**Prompt**
Restate the full set of records exactly, without adding or dropping a word.

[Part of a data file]
━━━━━━━━━━━━━━━━━━━━━━━━━━━━━━

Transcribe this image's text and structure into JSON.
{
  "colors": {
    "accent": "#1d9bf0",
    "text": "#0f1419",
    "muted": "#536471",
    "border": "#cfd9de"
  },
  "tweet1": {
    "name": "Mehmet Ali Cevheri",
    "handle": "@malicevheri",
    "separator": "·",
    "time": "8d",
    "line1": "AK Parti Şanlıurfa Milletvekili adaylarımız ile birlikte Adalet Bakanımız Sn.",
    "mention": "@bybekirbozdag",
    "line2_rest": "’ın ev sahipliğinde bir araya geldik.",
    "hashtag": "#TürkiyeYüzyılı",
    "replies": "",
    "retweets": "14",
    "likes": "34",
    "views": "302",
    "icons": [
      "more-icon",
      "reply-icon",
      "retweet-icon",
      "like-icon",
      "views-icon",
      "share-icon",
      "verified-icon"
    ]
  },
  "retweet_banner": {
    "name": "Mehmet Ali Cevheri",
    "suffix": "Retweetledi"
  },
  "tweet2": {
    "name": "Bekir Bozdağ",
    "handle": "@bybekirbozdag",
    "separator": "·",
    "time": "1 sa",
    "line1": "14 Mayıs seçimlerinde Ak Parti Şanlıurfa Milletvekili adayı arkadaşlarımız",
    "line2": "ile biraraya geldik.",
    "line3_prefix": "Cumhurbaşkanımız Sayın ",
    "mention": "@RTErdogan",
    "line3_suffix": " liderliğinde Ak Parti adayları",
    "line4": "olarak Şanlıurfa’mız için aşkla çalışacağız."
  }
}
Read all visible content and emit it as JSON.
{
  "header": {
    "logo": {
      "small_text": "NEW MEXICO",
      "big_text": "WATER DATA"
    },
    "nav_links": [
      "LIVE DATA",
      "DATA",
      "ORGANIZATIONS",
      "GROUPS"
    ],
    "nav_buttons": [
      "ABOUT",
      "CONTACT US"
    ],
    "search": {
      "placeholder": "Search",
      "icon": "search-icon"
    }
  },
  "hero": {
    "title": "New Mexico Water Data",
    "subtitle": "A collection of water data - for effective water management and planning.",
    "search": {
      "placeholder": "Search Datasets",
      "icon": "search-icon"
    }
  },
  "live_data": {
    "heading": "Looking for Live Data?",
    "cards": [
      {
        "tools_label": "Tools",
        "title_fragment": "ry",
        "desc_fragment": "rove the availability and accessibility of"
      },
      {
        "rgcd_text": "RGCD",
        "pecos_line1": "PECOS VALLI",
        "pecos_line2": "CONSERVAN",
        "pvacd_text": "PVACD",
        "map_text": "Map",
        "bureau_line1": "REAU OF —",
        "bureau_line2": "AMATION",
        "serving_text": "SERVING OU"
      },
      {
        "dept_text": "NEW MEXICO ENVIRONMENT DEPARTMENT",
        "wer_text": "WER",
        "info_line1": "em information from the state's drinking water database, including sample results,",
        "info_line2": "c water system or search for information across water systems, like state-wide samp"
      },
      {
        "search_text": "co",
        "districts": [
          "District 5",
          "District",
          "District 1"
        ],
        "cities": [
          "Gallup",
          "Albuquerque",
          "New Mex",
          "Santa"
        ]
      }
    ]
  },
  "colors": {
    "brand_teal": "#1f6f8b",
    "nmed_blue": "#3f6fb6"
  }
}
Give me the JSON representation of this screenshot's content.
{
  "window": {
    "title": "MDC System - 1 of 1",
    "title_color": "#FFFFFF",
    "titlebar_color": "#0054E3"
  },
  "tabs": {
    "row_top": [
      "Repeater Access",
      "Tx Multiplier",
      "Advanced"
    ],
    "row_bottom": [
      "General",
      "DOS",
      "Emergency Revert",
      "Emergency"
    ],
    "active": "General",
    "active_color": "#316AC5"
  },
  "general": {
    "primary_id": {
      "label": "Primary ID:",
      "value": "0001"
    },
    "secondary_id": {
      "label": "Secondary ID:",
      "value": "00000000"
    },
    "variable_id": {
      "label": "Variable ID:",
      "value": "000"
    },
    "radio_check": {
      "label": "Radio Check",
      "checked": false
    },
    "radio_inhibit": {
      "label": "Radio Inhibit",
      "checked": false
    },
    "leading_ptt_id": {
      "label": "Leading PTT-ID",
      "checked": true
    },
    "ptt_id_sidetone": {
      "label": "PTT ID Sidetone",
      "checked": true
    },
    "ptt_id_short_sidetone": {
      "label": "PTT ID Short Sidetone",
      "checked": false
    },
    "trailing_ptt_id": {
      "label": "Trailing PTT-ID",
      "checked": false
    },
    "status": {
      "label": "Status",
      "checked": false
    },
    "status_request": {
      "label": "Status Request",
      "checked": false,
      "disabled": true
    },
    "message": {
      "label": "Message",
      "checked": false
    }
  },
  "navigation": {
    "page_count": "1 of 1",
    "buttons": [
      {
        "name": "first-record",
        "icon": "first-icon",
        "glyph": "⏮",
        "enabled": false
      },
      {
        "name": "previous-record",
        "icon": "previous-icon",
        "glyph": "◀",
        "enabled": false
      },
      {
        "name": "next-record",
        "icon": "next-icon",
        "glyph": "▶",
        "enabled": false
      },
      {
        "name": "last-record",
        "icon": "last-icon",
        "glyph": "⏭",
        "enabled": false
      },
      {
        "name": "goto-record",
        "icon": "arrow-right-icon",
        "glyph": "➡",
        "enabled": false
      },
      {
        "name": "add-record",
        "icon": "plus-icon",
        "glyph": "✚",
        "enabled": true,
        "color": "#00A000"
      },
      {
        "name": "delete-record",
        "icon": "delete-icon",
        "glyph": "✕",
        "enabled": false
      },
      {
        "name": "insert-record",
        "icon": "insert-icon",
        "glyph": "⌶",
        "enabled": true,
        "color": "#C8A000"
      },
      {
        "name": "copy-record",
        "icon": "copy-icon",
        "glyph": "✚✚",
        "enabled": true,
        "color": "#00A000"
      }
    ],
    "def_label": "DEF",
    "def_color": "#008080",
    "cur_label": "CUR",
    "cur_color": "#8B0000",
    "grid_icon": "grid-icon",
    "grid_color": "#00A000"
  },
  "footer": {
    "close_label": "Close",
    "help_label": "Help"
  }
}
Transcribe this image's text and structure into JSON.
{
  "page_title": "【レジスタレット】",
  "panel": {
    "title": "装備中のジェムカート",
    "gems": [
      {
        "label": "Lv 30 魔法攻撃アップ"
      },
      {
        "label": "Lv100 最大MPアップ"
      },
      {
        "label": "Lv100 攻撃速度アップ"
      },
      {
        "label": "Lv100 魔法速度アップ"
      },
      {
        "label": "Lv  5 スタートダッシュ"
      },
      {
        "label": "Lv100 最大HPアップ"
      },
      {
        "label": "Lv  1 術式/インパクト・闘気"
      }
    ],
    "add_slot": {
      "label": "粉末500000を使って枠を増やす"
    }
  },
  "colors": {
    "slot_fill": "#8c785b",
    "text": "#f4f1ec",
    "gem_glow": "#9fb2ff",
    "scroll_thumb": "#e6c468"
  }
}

━━━━━━━━━━━━━━━━━━━━━━━━━━━━━━

**Result of this task**
Transcribe this image's text and structure into JSON.
{
  "colors": {
    "accent": "#1d9bf0",
    "text": "#0f1419",
    "muted": "#536471",
    "border": "#cfd9de"
  },
  "tweet1": {
    "name": "Mehmet Ali Cevheri",
    "handle": "@malicevheri",
    "separator": "·",
    "time": "8d",
    "line1": "AK Parti Şanlıurfa Milletvekili adaylarımız ile birlikte Adalet Bakanımız Sn.",
    "mention": "@bybekirbozdag",
    "line2_rest": "’ın ev sahipliğinde bir araya geldik.",
    "hashtag": "#TürkiyeYüzyılı",
    "replies": "",
    "retweets": "14",
    "likes": "34",
    "views": "302",
    "icons": [
      "more-icon",
      "reply-icon",
      "retweet-icon",
      "like-icon",
      "views-icon",
      "share-icon",
      "verified-icon"
    ]
  },
  "retweet_banner": {
    "name": "Mehmet Ali Cevheri",
    "suffix": "Retweetledi"
  },
  "tweet2": {
    "name": "Bekir Bozdağ",
    "handle": "@bybekirbozdag",
    "separator": "·",
    "time": "1 sa",
    "line1": "14 Mayıs seçimlerinde Ak Parti Şanlıurfa Milletvekili adayı arkadaşlarımız",
    "line2": "ile biraraya geldik.",
    "line3_prefix": "Cumhurbaşkanımız Sayın ",
    "mention": "@RTErdogan",
    "line3_suffix": " liderliğinde Ak Parti adayları",
    "line4": "olarak Şanlıurfa’mız için aşkla çalışacağız."
  }
}
Read all visible content and emit it as JSON.
{
  "header": {
    "logo": {
      "small_text": "NEW MEXICO",
      "big_text": "WATER DATA"
    },
    "nav_links": [
      "LIVE DATA",
      "DATA",
      "ORGANIZATIONS",
      "GROUPS"
    ],
    "nav_buttons": [
      "ABOUT",
      "CONTACT US"
    ],
    "search": {
      "placeholder": "Search",
      "icon": "search-icon"
    }
  },
  "hero": {
    "title": "New Mexico Water Data",
    "subtitle": "A collection of water data - for effective water management and planning.",
    "search": {
      "placeholder": "Search Datasets",
      "icon": "search-icon"
    }
  },
  "live_data": {
    "heading": "Looking for Live Data?",
    "cards": [
      {
        "tools_label": "Tools",
        "title_fragment": "ry",
        "desc_fragment": "rove the availability and accessibility of"
      },
      {
        "rgcd_text": "RGCD",
        "pecos_line1": "PECOS VALLI",
        "pecos_line2": "CONSERVAN",
        "pvacd_text": "PVACD",
        "map_text": "Map",
        "bureau_line1": "REAU OF —",
        "bureau_line2": "AMATION",
        "serving_text": "SERVING OU"
      },
      {
        "dept_text": "NEW MEXICO ENVIRONMENT DEPARTMENT",
        "wer_text": "WER",
        "info_line1": "em information from the state's drinking water database, including sample results,",
        "info_line2": "c water system or search for information across water systems, like state-wide samp"
      },
      {
        "search_text": "co",
        "districts": [
          "District 5",
          "District",
          "District 1"
        ],
        "cities": [
          "Gallup",
          "Albuquerque",
          "New Mex",
          "Santa"
        ]
      }
    ]
  },
  "colors": {
    "brand_teal": "#1f6f8b",
    "nmed_blue": "#3f6fb6"
  }
}
Give me the JSON representation of this screenshot's content.
{
  "window": {
    "title": "MDC System - 1 of 1",
    "title_color": "#FFFFFF",
    "titlebar_color": "#0054E3"
  },
  "tabs": {
    "row_top": [
      "Repeater Access",
      "Tx Multiplier",
      "Advanced"
    ],
    "row_bottom": [
      "General",
      "DOS",
      "Emergency Revert",
      "Emergency"
    ],
    "active": "General",
    "active_color": "#316AC5"
  },
  "general": {
    "primary_id": {
      "label": "Primary ID:",
      "value": "0001"
    },
    "secondary_id": {
      "label": "Secondary ID:",
      "value": "00000000"
    },
    "variable_id": {
      "label": "Variable ID:",
      "value": "000"
    },
    "radio_check": {
      "label": "Radio Check",
      "checked": false
    },
    "radio_inhibit": {
      "label": "Radio Inhibit",
      "checked": false
    },
    "leading_ptt_id": {
      "label": "Leading PTT-ID",
      "checked": true
    },
    "ptt_id_sidetone": {
      "label": "PTT ID Sidetone",
      "checked": true
    },
    "ptt_id_short_sidetone": {
      "label": "PTT ID Short Sidetone",
      "checked": false
    },
    "trailing_ptt_id": {
      "label": "Trailing PTT-ID",
      "checked": false
    },
    "status": {
      "label": "Status",
      "checked": false
    },
    "status_request": {
      "label": "Status Request",
      "checked": false,
      "disabled": true
    },
    "message": {
      "label": "Message",
      "checked": false
    }
  },
  "navigation": {
    "page_count": "1 of 1",
    "buttons": [
      {
        "name": "first-record",
        "icon": "first-icon",
        "glyph": "⏮",
        "enabled": false
      },
      {
        "name": "previous-record",
        "icon": "previous-icon",
        "glyph": "◀",
        "enabled": false
      },
      {
        "name": "next-record",
        "icon": "next-icon",
        "glyph": "▶",
        "enabled": false
      },
      {
        "name": "last-record",
        "icon": "last-icon",
        "glyph": "⏭",
        "enabled": false
      },
      {
        "name": "goto-record",
        "icon": "arrow-right-icon",
        "glyph": "➡",
        "enabled": false
      },
      {
        "name": "add-record",
        "icon": "plus-icon",
        "glyph": "✚",
        "enabled": true,
        "color": "#00A000"
      },
      {
        "name": "delete-record",
        "icon": "delete-icon",
        "glyph": "✕",
        "enabled": false
      },
      {
        "name": "insert-record",
        "icon": "insert-icon",
        "glyph": "⌶",
        "enabled": true,
        "color": "#C8A000"
      },
      {
        "name": "copy-record",
        "icon": "copy-icon",
        "glyph": "✚✚",
        "enabled": true,
        "color": "#00A000"
      }
    ],
    "def_label": "DEF",
    "def_color": "#008080",
    "cur_label": "CUR",
    "cur_color": "#8B0000",
    "grid_icon": "grid-icon",
    "grid_color": "#00A000"
  },
  "footer": {
    "close_label": "Close",
    "help_label": "Help"
  }
}
Transcribe this image's text and structure into JSON.
{
  "page_title": "【レジスタレット】",
  "panel": {
    "title": "装備中のジェムカート",
    "gems": [
      {
        "label": "Lv 30 魔法攻撃アップ"
      },
      {
        "label": "Lv100 最大MPアップ"
      },
      {
        "label": "Lv100 攻撃速度アップ"
      },
      {
        "label": "Lv100 魔法速度アップ"
      },
      {
        "label": "Lv  5 スタートダッシュ"
      },
      {
        "label": "Lv100 最大HPアップ"
      },
      {
        "label": "Lv  1 術式/インパクト・闘気"
      }
    ],
    "add_slot": {
      "label": "粉末500000を使って枠を増やす"
    }
  },
  "colors": {
    "slot_fill": "#8c785b",
    "text": "#f4f1ec",
    "gem_glow": "#9fb2ff",
    "scroll_thumb": "#e6c468"
  }
}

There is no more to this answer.